Extract each line of the data and write it out again exactly.
═════ SUPPLIED ENTRIES ═════
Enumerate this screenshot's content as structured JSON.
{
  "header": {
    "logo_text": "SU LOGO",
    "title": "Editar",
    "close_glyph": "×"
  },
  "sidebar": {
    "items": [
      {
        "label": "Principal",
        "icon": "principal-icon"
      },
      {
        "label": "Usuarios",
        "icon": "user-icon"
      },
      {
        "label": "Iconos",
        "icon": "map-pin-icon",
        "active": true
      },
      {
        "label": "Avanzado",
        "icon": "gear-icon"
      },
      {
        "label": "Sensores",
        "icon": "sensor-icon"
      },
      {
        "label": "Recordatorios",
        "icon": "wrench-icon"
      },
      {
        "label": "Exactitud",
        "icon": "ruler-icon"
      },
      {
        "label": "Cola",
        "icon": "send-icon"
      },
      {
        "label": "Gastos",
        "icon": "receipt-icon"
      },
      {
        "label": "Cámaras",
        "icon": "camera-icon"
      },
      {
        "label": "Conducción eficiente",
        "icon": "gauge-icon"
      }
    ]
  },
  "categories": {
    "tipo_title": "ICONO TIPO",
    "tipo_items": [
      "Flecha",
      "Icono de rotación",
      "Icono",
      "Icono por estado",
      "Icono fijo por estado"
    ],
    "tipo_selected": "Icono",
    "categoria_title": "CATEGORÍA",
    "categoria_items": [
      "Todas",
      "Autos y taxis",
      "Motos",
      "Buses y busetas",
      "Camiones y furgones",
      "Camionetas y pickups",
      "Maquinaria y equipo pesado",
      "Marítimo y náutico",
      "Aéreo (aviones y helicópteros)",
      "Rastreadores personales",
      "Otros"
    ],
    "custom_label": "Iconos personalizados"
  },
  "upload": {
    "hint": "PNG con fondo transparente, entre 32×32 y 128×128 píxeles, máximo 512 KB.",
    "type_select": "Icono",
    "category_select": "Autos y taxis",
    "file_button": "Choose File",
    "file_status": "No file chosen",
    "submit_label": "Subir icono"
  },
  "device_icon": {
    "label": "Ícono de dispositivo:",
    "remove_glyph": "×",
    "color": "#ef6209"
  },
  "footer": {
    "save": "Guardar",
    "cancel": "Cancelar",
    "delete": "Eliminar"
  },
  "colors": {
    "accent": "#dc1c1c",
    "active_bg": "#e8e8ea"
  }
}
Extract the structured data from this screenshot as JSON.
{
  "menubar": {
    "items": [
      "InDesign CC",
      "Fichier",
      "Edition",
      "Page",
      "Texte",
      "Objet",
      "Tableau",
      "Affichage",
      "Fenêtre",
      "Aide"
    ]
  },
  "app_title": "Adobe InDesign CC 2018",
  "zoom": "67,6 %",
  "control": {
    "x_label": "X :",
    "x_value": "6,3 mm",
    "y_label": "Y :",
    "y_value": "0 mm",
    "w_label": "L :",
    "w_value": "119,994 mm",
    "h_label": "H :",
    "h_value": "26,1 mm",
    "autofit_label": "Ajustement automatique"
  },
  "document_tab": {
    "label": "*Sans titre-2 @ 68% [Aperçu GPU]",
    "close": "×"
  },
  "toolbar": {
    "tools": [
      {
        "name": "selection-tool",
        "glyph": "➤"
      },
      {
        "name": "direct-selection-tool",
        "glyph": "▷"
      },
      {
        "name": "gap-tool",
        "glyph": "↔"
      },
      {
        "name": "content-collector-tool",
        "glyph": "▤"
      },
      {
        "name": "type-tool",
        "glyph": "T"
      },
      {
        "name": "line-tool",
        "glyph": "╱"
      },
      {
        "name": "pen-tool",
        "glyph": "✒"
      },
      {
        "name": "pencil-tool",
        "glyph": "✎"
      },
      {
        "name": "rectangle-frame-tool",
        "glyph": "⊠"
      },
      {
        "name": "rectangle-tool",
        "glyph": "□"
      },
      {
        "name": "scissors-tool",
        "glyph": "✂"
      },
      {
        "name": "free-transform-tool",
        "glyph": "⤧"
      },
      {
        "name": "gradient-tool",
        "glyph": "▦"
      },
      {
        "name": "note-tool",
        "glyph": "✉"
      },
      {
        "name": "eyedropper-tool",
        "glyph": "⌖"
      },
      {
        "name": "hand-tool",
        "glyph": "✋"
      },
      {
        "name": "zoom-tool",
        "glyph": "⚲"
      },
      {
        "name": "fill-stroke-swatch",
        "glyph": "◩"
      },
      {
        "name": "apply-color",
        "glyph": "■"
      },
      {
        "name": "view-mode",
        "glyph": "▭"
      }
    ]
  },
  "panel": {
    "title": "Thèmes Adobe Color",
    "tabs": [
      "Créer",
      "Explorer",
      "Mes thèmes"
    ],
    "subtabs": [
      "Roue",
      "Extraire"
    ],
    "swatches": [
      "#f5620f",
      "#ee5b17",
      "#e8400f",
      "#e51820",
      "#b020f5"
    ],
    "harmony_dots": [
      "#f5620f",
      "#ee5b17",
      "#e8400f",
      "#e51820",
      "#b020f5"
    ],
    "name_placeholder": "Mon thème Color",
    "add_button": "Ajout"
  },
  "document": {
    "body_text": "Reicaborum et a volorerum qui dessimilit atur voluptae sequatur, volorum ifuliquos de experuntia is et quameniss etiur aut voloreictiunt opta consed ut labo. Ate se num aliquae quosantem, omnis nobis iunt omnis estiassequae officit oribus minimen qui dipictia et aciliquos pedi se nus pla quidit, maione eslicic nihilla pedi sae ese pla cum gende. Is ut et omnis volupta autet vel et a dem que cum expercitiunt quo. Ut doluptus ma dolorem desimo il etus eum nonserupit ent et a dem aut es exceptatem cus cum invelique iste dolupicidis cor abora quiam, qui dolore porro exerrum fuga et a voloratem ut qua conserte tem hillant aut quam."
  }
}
═════
ANSWER TO THIS TASK —
Enumerate this screenshot's content as structured JSON.
{
  "header": {
    "logo_text": "SU LOGO",
    "title": "Editar",
    "close_glyph": "×"
  },
  "sidebar": {
    "items": [
      {
        "label": "Principal",
        "icon": "principal-icon"
      },
      {
        "label": "Usuarios",
        "icon": "user-icon"
      },
      {
        "label": "Iconos",
        "icon": "map-pin-icon",
        "active": true
      },
      {
        "label": "Avanzado",
        "icon": "gear-icon"
      },
      {
        "label": "Sensores",
        "icon": "sensor-icon"
      },
      {
        "label": "Recordatorios",
        "icon": "wrench-icon"
      },
      {
        "label": "Exactitud",
        "icon": "ruler-icon"
      },
      {
        "label": "Cola",
        "icon": "send-icon"
      },
      {
        "label": "Gastos",
        "icon": "receipt-icon"
      },
      {
        "label": "Cámaras",
        "icon": "camera-icon"
      },
      {
        "label": "Conducción eficiente",
        "icon": "gauge-icon"
      }
    ]
  },
  "categories": {
    "tipo_title": "ICONO TIPO",
    "tipo_items": [
      "Flecha",
      "Icono de rotación",
      "Icono",
      "Icono por estado",
      "Icono fijo por estado"
    ],
    "tipo_selected": "Icono",
    "categoria_title": "CATEGORÍA",
    "categoria_items": [
      "Todas",
      "Autos y taxis",
      "Motos",
      "Buses y busetas",
      "Camiones y furgones",
      "Camionetas y pickups",
      "Maquinaria y equipo pesado",
      "Marítimo y náutico",
      "Aéreo (aviones y helicópteros)",
      "Rastreadores personales",
      "Otros"
    ],
    "custom_label": "Iconos personalizados"
  },
  "upload": {
    "hint": "PNG con fondo transparente, entre 32×32 y 128×128 píxeles, máximo 512 KB.",
    "type_select": "Icono",
    "category_select": "Autos y taxis",
    "file_button": "Choose File",
    "file_status": "No file chosen",
    "submit_label": "Subir icono"
  },
  "device_icon": {
    "label": "Ícono de dispositivo:",
    "remove_glyph": "×",
    "color": "#ef6209"
  },
  "footer": {
    "save": "Guardar",
    "cancel": "Cancelar",
    "delete": "Eliminar"
  },
  "colors": {
    "accent": "#dc1c1c",
    "active_bg": "#e8e8ea"
  }
}
Extract the structured data from this screenshot as JSON.
{
  "menubar": {
    "items": [
      "InDesign CC",
      "Fichier",
      "Edition",
      "Page",
      "Texte",
      "Objet",
      "Tableau",
      "Affichage",
      "Fenêtre",
      "Aide"
    ]
  },
  "app_title": "Adobe InDesign CC 2018",
  "zoom": "67,6 %",
  "control": {
    "x_label": "X :",
    "x_value": "6,3 mm",
    "y_label": "Y :",
    "y_value": "0 mm",
    "w_label": "L :",
    "w_value": "119,994 mm",
    "h_label": "H :",
    "h_value": "26,1 mm",
    "autofit_label": "Ajustement automatique"
  },
  "document_tab": {
    "label": "*Sans titre-2 @ 68% [Aperçu GPU]",
    "close": "×"
  },
  "toolbar": {
    "tools": [
      {
        "name": "selection-tool",
        "glyph": "➤"
      },
      {
        "name": "direct-selection-tool",
        "glyph": "▷"
      },
      {
        "name": "gap-tool",
        "glyph": "↔"
      },
      {
        "name": "content-collector-tool",
        "glyph": "▤"
      },
      {
        "name": "type-tool",
        "glyph": "T"
      },
      {
        "name": "line-tool",
        "glyph": "╱"
      },
      {
        "name": "pen-tool",
        "glyph": "✒"
      },
      {
        "name": "pencil-tool",
        "glyph": "✎"
      },
      {
        "name": "rectangle-frame-tool",
        "glyph": "⊠"
      },
      {
        "name": "rectangle-tool",
        "glyph": "□"
      },
      {
        "name": "scissors-tool",
        "glyph": "✂"
      },
      {
        "name": "free-transform-tool",
        "glyph": "⤧"
      },
      {
        "name": "gradient-tool",
        "glyph": "▦"
      },
      {
        "name": "note-tool",
        "glyph": "✉"
      },
      {
        "name": "eyedropper-tool",
        "glyph": "⌖"
      },
      {
        "name": "hand-tool",
        "glyph": "✋"
      },
      {
        "name": "zoom-tool",
        "glyph": "⚲"
      },
      {
        "name": "fill-stroke-swatch",
        "glyph": "◩"
      },
      {
        "name": "apply-color",
        "glyph": "■"
      },
      {
        "name": "view-mode",
        "glyph": "▭"
      }
    ]
  },
  "panel": {
    "title": "Thèmes Adobe Color",
    "tabs": [
      "Créer",
      "Explorer",
      "Mes thèmes"
    ],
    "subtabs": [
      "Roue",
      "Extraire"
    ],
    "swatches": [
      "#f5620f",
      "#ee5b17",
      "#e8400f",
      "#e51820",
      "#b020f5"
    ],
    "harmony_dots": [
      "#f5620f",
      "#ee5b17",
      "#e8400f",
      "#e51820",
      "#b020f5"
    ],
    "name_placeholder": "Mon thème Color",
    "add_button": "Ajout"
  },
  "document": {
    "body_text": "Reicaborum et a volorerum qui dessimilit atur voluptae sequatur, volorum ifuliquos de experuntia is et quameniss etiur aut voloreictiunt opta consed ut labo. Ate se num aliquae quosantem, omnis nobis iunt omnis estiassequae officit oribus minimen qui dipictia et aciliquos pedi se nus pla quidit, maione eslicic nihilla pedi sae ese pla cum gende. Is ut et omnis volupta autet vel et a dem que cum expercitiunt quo. Ut doluptus ma dolorem desimo il etus eum nonserupit ent et a dem aut es exceptatem cus cum invelique iste dolupicidis cor abora quiam, qui dolore porro exerrum fuga et a voloratem ut qua conserte tem hillant aut quam."
  }
}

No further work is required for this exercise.